# [文档片段]
::::

首先以bin pair 为基本单位准备多个文库(2个左右)的raw_count_table,为每个文库准备好组别信息的condition文件。最终按照以下操作就大功告成啦~~
library(DESeq)
library(gplots)
## read raw count table
#name arep1 arep2 brep1 brep2
#bin_pair1 500 500 400 700
#............................................
data=read.table(raw_count_table,header=T,row.names=1)
##read condition file content like that
#sample condition
#arep1 group_A
#arep2 group_A
#brep1 group_B
#brep2 group_B
design=read.table(conditions,header=T,row.names=1)
#condition1=group_A
#condition2=group_B
cmp = c(condition1,condition2)
dd=which(design$condition==cmp[1] | design$condition==cmp[2])

::::

# [任务要求]
根据文档片段,除了raw_count_table之外,还要为每个文库准备哪个文件来提供组别信息? 这些记录是独立的材料,与上面的文档片段互不相干。

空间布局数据
::::

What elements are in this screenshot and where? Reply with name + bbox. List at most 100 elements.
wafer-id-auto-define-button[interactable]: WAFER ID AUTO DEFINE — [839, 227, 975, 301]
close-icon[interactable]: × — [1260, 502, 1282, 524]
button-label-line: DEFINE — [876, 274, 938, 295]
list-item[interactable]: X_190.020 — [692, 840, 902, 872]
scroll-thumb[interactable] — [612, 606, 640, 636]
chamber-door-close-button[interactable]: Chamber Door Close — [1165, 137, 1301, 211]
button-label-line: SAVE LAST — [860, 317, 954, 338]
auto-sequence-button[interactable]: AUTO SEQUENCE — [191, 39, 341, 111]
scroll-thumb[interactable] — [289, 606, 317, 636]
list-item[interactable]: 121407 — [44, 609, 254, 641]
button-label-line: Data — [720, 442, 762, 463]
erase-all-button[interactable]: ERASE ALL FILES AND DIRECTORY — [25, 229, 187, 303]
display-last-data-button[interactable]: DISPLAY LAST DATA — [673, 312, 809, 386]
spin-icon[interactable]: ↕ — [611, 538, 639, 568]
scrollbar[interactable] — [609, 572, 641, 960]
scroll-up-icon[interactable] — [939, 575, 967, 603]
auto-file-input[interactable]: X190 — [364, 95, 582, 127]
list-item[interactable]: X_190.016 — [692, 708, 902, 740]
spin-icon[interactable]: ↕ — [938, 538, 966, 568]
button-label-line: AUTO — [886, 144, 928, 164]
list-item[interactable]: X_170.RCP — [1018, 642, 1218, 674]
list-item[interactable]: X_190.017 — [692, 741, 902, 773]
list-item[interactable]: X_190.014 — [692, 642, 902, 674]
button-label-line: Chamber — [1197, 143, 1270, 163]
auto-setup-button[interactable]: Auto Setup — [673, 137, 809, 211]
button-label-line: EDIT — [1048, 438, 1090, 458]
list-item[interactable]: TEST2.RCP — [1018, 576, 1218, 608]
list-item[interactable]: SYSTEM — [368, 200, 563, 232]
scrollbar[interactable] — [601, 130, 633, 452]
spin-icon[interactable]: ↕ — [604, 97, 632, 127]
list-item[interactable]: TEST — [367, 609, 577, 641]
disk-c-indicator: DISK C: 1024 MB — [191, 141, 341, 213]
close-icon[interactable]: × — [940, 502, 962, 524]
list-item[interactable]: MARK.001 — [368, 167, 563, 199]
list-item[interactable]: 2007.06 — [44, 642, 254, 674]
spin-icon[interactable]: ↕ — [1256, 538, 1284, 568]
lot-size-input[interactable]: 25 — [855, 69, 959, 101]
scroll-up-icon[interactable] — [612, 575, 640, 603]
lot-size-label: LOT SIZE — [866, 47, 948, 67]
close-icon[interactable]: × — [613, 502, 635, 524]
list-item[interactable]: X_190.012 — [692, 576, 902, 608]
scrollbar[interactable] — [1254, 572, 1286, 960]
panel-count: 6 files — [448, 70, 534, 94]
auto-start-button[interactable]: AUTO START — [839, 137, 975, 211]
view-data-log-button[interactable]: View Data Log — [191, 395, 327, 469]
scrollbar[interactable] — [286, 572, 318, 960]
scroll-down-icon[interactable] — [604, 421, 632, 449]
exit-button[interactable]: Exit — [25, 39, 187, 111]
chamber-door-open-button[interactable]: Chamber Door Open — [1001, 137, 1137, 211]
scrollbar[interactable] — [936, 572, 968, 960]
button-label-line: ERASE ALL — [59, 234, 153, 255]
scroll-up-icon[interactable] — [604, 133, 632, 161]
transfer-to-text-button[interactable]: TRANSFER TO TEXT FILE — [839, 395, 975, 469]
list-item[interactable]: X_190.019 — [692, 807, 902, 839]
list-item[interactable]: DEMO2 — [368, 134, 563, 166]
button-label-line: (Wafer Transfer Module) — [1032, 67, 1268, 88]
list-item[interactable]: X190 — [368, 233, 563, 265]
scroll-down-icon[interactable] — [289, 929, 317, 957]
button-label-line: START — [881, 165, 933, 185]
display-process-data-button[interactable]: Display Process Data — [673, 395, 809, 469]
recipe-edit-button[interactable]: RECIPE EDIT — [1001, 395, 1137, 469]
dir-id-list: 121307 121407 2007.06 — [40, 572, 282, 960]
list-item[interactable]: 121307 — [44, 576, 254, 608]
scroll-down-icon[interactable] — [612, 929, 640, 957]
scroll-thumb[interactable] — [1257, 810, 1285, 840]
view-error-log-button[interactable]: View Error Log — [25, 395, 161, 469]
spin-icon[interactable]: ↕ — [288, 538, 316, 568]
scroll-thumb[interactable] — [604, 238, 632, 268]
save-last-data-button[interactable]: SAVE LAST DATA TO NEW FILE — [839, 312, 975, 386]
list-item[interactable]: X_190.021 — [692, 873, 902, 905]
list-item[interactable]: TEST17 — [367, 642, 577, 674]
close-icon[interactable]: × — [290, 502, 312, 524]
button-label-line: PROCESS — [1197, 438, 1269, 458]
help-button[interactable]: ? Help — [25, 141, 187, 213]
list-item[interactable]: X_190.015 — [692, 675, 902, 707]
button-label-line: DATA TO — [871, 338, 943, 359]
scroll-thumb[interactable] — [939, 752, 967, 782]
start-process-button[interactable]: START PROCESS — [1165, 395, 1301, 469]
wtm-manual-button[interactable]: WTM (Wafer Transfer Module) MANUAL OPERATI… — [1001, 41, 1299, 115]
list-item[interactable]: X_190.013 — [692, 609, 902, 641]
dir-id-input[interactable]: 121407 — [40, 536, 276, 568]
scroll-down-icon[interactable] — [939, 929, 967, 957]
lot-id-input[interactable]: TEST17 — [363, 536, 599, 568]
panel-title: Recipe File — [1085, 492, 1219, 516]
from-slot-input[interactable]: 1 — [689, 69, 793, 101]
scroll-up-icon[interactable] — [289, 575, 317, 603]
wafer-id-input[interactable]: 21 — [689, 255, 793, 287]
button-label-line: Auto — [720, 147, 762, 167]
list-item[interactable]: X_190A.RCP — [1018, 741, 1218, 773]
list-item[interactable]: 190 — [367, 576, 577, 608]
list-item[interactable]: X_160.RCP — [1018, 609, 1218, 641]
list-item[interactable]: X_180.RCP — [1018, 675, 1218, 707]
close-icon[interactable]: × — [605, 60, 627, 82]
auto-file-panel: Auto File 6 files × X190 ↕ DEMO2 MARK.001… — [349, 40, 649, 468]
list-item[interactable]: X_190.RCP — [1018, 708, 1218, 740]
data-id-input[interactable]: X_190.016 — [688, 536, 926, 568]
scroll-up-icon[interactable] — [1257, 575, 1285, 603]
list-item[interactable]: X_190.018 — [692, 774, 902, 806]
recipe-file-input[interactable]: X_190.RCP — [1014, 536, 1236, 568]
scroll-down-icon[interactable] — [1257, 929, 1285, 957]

::::

# [参考答案]
condition文件。